EXERCISE DESCRIPTION. In the article on "All I Need Is a Miracle" below, copy the passage that opens with "Mike + The Mechanics singles" and ends after "Hits compilation album.".

SUPPLIED TEXT.
- Artwork for European releases

Single by Mike + The Mechanics

from the album Mike + The Mechanics
- B-side: "You Are the One"
- Released: March 1986 (US) 28 April 1986 (UK)
- Recorded: 1985
- Genre: Pop rock, soft rock
- Length: 4:12
- Label: Atlantic – Atlantic 89450
- Songwriters: Mike Rutherford, Christopher Neil
- Producer: Christopher Neil

Mike + The Mechanics singles chronology
| "Silent Running (On Dangerous Ground)" (1985) | "All I Need Is a Miracle" (1986) | "Taken In" (1986) |

Official video
- "All I Need Is a Miracle" on YouTube

= All I Need Is a Miracle =

1986 single by Mike + The Mechanics

"All I Need Is a Miracle" is a song performed by English pop rock band Mike + The Mechanics. Written by guitarist Mike Rutherford and producer Christopher Neil, it was first included on their 1985 self-titled debut album, and later released as a single in early 1986 in the USA, where it reached number 5 on the Billboard Hot 100. The song also reached number 1 in Ireland. The song was sung by Paul Young on both the original recording and the 1996 re-recording for the band's Hits compilation album.

In an interview prior to the song's release as a single, Rutherford commented, "The thing that makes 'Miracle' different, to me, is that it's a happy song – or it's primarily a happy song. It's 'up'. And I don't do that very often. ...It may not be optimistic, but it's a positive attitude to life."

== Details ==
"All I Need Is a Miracle" was the second single released by Mike + The Mechanics, following "Silent Running (On Dangerous Ground)", which also reached the top 10. "All I Need Is a Miracle" featured lead vocals by former Sad Café vocalist Paul Young.

MATERIAL.
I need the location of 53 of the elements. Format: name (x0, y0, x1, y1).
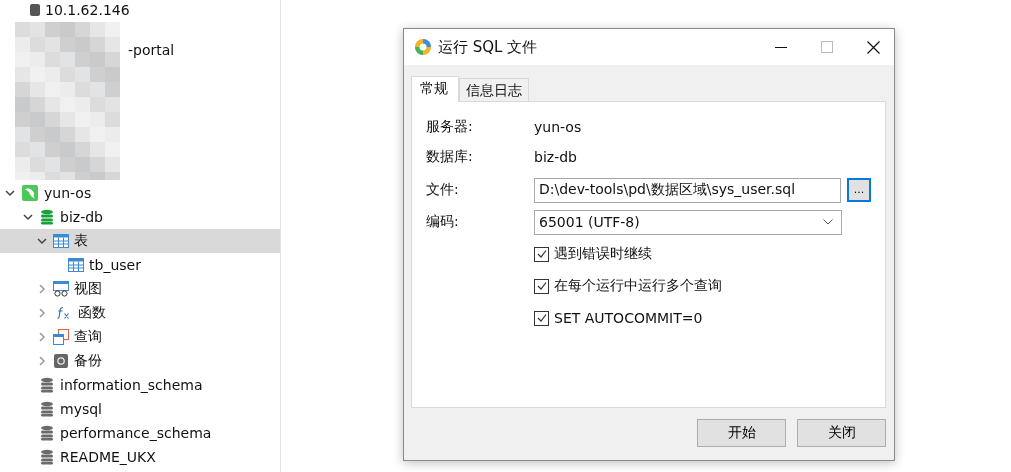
dialog-button[interactable]: 开始 (697, 419, 786, 447)
field-label: 文件: (426, 181, 460, 199)
tree-item[interactable]: 函数 (0, 301, 280, 325)
field-label: 服务器: (426, 118, 474, 136)
caret-icon (823, 219, 833, 225)
tree-label[interactable]: 查询 (74, 328, 102, 346)
checkbox-label[interactable]: 在每个运行中运行多个查询 (554, 277, 722, 295)
close-icon[interactable] (867, 40, 880, 54)
tree-label[interactable]: mysql (60, 401, 102, 417)
backup-icon (53, 353, 69, 369)
query-icon (53, 329, 69, 345)
dialog-button[interactable]: 关闭 (797, 419, 886, 447)
tree-label[interactable]: biz-db (60, 209, 103, 225)
tree-label[interactable]: 备份 (74, 352, 102, 370)
server-icon (30, 4, 40, 16)
app-logo-icon (414, 38, 432, 56)
chevron-icon[interactable] (22, 211, 34, 223)
checkbox[interactable] (534, 278, 549, 294)
tree-label[interactable]: information_schema (60, 377, 203, 393)
chevron-icon[interactable] (4, 187, 16, 199)
field-label: 编码: (426, 213, 460, 231)
chevron-icon[interactable] (36, 235, 48, 247)
tree-label[interactable]: tb_user (89, 257, 141, 273)
window-title: 运行 SQL 文件 (438, 37, 539, 57)
checkbox[interactable] (534, 246, 549, 262)
tree-item[interactable]: 表 (0, 229, 280, 253)
tree-label[interactable]: yun-os (44, 185, 92, 201)
tab[interactable]: 信息日志 (459, 78, 529, 101)
dolphin-icon (21, 184, 39, 202)
tree-item[interactable]: 视图 (0, 277, 280, 301)
file-path-field[interactable]: D:\dev-tools\pd\数据区域\sys_user.sql (534, 177, 842, 203)
checkbox-label[interactable]: SET AUTOCOMMIT=0 (554, 310, 703, 326)
tab[interactable]: 常规 (411, 76, 459, 102)
field-value: yun-os (534, 119, 582, 135)
checkbox-label[interactable]: 遇到错误时继续 (554, 245, 652, 263)
glasses-table-icon (53, 281, 69, 297)
tree-label[interactable]: 函数 (78, 304, 106, 322)
tree-label[interactable]: 表 (74, 232, 88, 250)
table-icon (68, 257, 84, 273)
field-value: biz-db (534, 149, 577, 165)
function-icon (55, 305, 71, 321)
tree-label[interactable]: -portal (128, 42, 175, 58)
checkbox[interactable] (534, 310, 549, 326)
tree-label[interactable]: README_UKX (60, 449, 156, 465)
tree-label[interactable]: 视图 (74, 280, 102, 298)
tree-item[interactable]: 备份 (0, 349, 280, 373)
tree-label[interactable]: performance_schema (60, 425, 212, 441)
field-label: 数据库: (426, 148, 474, 166)
tree-item[interactable]: 查询 (0, 325, 280, 349)
table-icon (53, 233, 69, 249)
browse-button[interactable]: ... (847, 178, 871, 202)
encoding-dropdown[interactable]: 65001 (UTF-8) (534, 209, 842, 235)
tree-label[interactable]: 10.1.62.146 (45, 2, 130, 18)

ANSWER TO THE PROBLEM.
Mike + The Mechanics singles chronology
| "Silent Running (On Dangerous Ground)" (1985) | "All I Need Is a Miracle" (1986) | "Taken In" (1986) |

Official video
- "All I Need Is a Miracle" on YouTube

= All I Need Is a Miracle =

1986 single by Mike + The Mechanics

"All I Need Is a Miracle" is a song performed by English pop rock band Mike + The Mechanics. Written by guitarist Mike Rutherford and producer Christopher Neil, it was first included on their 1985 self-titled debut album, and later released as a single in early 1986 in the USA, where it reached number 5 on the Billboard Hot 100. The song also reached number 1 in Ireland. The song was sung by Paul Young on both the original recording and the 1996 re-recording for the band's Hits compilation album.